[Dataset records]
┄┄┄┄┄┄┄┄┄┄

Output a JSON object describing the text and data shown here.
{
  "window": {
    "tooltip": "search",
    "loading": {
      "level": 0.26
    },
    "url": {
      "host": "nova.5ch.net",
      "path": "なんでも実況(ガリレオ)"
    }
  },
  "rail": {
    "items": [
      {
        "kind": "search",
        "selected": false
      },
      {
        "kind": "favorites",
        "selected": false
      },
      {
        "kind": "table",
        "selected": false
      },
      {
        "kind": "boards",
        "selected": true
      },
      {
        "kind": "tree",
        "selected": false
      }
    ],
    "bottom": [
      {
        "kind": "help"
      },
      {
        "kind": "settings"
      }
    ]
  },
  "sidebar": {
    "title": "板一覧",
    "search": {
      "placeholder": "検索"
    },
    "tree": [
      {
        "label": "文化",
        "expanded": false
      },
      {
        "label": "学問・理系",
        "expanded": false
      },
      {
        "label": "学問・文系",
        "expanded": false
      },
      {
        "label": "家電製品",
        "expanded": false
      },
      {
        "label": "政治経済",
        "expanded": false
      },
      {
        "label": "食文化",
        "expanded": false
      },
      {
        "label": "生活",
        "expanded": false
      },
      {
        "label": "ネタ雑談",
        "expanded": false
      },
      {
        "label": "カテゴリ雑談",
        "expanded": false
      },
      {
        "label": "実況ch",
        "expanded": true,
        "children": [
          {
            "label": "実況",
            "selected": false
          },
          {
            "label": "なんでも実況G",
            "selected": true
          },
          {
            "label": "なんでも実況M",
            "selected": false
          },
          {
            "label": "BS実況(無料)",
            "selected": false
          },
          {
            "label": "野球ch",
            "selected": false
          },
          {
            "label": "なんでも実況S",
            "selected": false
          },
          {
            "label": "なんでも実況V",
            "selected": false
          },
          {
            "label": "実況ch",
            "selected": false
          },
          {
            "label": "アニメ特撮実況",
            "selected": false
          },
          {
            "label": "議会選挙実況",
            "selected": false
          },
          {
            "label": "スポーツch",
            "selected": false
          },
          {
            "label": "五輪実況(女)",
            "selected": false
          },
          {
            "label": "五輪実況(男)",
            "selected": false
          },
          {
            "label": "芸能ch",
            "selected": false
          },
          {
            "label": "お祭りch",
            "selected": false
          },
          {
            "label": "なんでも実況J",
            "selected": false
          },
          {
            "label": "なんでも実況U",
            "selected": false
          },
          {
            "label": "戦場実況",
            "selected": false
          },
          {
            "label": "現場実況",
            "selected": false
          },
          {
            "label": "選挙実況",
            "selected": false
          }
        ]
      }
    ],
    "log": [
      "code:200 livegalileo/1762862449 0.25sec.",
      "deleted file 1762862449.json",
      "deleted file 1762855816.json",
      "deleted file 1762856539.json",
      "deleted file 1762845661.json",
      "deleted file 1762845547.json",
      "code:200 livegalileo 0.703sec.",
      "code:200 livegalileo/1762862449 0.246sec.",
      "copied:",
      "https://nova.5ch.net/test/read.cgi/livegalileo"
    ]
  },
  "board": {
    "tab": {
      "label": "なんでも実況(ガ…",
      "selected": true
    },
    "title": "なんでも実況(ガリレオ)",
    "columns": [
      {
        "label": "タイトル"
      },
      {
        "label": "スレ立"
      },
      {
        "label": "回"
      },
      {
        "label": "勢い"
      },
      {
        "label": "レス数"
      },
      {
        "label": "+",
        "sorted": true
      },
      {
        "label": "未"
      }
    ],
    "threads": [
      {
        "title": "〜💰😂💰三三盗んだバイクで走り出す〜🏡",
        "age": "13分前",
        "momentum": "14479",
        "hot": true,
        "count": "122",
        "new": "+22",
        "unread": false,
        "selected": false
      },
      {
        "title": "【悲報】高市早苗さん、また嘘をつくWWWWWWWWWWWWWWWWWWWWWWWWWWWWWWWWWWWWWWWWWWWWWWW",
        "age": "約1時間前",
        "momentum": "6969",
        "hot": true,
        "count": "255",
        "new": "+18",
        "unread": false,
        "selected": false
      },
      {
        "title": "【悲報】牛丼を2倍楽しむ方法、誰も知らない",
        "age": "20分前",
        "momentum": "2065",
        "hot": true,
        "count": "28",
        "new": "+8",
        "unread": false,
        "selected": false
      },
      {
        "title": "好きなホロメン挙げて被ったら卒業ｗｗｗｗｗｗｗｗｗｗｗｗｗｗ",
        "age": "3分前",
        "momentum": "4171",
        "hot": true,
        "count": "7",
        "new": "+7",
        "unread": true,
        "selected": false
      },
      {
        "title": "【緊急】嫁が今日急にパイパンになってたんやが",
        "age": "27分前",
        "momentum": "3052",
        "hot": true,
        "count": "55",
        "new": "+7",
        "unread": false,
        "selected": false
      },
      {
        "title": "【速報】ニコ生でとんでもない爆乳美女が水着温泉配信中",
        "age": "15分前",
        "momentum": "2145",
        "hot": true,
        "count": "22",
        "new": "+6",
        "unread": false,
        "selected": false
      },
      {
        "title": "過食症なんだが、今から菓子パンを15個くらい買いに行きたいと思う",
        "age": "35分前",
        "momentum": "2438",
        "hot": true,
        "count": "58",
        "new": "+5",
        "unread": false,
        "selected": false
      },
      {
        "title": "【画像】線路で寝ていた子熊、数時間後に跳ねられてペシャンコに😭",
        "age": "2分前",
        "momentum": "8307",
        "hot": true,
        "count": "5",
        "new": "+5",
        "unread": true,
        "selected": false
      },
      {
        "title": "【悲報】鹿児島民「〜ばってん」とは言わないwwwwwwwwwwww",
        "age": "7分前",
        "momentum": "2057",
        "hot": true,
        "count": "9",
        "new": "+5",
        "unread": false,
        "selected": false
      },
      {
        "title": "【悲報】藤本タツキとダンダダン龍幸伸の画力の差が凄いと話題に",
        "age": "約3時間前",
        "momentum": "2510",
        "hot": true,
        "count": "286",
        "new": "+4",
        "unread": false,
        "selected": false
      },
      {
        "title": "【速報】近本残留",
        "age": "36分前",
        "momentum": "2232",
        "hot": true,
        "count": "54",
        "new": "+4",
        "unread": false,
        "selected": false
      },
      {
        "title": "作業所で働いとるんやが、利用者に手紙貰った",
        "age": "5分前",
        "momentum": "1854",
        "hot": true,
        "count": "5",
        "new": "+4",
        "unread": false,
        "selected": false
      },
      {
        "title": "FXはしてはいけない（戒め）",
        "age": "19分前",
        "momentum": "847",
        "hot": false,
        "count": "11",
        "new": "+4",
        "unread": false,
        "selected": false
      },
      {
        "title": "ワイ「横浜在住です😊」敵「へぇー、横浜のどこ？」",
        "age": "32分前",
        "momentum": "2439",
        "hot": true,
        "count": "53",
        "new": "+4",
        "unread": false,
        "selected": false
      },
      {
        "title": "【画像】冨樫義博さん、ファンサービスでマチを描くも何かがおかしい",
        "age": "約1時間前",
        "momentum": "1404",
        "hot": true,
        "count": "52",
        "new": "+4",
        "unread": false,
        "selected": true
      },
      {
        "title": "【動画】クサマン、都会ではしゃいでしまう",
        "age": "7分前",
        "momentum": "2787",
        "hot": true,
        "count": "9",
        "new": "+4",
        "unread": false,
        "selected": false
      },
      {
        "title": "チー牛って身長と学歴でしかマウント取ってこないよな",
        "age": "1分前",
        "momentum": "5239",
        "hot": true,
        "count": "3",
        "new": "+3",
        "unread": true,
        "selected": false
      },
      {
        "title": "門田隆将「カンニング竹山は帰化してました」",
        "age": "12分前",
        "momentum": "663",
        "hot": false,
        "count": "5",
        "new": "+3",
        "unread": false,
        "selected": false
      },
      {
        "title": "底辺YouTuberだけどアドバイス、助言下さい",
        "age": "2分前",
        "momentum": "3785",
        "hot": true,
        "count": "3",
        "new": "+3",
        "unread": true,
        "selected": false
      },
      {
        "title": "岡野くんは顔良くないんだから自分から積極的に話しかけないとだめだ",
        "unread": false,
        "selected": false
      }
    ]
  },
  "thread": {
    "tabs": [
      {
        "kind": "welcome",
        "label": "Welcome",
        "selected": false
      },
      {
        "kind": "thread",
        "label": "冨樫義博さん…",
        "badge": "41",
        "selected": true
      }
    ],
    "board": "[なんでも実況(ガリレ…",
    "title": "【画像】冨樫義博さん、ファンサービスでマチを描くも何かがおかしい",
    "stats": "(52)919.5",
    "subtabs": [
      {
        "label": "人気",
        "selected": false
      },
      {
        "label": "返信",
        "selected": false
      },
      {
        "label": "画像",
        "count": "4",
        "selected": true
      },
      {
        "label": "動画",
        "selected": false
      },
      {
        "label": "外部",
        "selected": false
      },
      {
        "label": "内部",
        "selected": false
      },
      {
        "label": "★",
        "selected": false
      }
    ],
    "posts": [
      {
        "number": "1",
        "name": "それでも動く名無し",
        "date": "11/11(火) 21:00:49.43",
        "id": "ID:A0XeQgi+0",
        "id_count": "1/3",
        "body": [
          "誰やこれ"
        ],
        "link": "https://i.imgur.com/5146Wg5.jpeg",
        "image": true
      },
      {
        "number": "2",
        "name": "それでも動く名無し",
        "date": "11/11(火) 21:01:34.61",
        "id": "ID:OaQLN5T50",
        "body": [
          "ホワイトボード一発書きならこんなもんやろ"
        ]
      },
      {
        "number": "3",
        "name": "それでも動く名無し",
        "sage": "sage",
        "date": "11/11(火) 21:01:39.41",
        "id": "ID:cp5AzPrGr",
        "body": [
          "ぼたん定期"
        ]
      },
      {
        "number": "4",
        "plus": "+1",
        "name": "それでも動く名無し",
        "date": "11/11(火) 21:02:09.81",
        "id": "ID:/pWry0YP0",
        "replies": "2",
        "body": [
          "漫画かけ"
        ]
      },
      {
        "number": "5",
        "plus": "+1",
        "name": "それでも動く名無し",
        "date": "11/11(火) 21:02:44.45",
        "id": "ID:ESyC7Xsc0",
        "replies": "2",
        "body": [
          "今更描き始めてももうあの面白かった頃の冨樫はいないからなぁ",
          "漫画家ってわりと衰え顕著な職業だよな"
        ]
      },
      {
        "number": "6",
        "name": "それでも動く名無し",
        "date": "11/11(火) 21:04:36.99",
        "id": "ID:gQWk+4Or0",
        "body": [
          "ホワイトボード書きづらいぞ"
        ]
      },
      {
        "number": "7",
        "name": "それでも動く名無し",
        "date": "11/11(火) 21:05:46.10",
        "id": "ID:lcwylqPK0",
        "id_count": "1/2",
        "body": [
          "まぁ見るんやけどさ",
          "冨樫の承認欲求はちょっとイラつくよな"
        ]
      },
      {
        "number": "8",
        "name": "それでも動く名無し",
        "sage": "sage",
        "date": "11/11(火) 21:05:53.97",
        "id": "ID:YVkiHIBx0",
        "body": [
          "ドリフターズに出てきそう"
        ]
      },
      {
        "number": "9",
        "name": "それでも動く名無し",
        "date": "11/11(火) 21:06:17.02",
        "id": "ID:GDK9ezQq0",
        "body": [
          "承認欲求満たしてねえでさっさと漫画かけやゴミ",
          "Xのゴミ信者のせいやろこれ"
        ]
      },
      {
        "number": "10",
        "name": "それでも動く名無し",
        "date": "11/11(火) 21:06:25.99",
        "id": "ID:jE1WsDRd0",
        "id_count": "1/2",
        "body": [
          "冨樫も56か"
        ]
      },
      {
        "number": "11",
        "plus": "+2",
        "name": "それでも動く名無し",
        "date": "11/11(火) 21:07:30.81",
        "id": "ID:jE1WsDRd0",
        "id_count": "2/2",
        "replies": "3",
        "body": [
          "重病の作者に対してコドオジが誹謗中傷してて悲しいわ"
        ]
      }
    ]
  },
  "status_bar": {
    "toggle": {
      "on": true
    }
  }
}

┄┄┄┄┄┄┄┄┄┄

WHAT THIS TASK INVOLVES: Sift the material for lines with the string "number". Copy each one found.

OUTPUT OF THE EXERCISE:
        "number": "1",
        "number": "2",
        "number": "3",
        "number": "4",
        "number": "5",
        "number": "6",
        "number": "7",
        "number": "8",
        "number": "9",
        "number": "10",
        "number": "11",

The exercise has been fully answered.